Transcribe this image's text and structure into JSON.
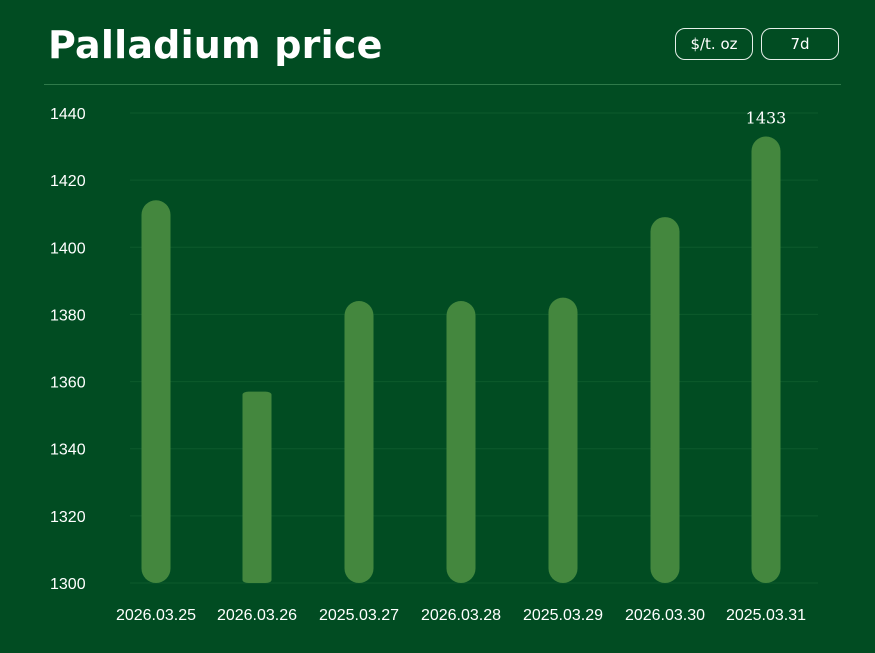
{
  "header": {
    "title": "Palladium price",
    "unit_label": "$/t. oz",
    "range_label": "7d"
  },
  "colors": {
    "background": "#014c22",
    "bar": "#44873e",
    "grid": "#0d5a2c",
    "divider": "#2f7a4a"
  },
  "chart_data": {
    "type": "bar",
    "title": "Palladium price",
    "categories": [
      "2026.03.25",
      "2026.03.26",
      "2025.03.27",
      "2026.03.28",
      "2025.03.29",
      "2026.03.30",
      "2025.03.31"
    ],
    "values": [
      1414,
      1357,
      1384,
      1384,
      1385,
      1409,
      1433
    ],
    "ylim": [
      1300,
      1440
    ],
    "yticks": [
      1300,
      1320,
      1340,
      1360,
      1380,
      1400,
      1420,
      1440
    ],
    "grid": true,
    "data_labels": [
      {
        "index": 6,
        "text": "1433"
      }
    ]
  }
}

_What needs to be done_
From the data above, write out everything exactly except the pictures.

_Solution_
Transcribe this image's text and structure into JSON.
{
  "header": {
    "title": "Palladium price",
    "unit_label": "$/t. oz",
    "range_label": "7d"
  },
  "colors": {
    "background": "#014c22",
    "bar": "#44873e",
    "grid": "#0d5a2c",
    "divider": "#2f7a4a"
  },
  "chart_data": {
    "type": "bar",
    "title": "Palladium price",
    "categories": [
      "2026.03.25",
      "2026.03.26",
      "2025.03.27",
      "2026.03.28",
      "2025.03.29",
      "2026.03.30",
      "2025.03.31"
    ],
    "values": [
      1414,
      1357,
      1384,
      1384,
      1385,
      1409,
      1433
    ],
    "ylim": [
      1300,
      1440
    ],
    "yticks": [
      1300,
      1320,
      1340,
      1360,
      1380,
      1400,
      1420,
      1440
    ],
    "grid": true,
    "data_labels": [
      {
        "index": 6,
        "text": "1433"
      }
    ]
  }
}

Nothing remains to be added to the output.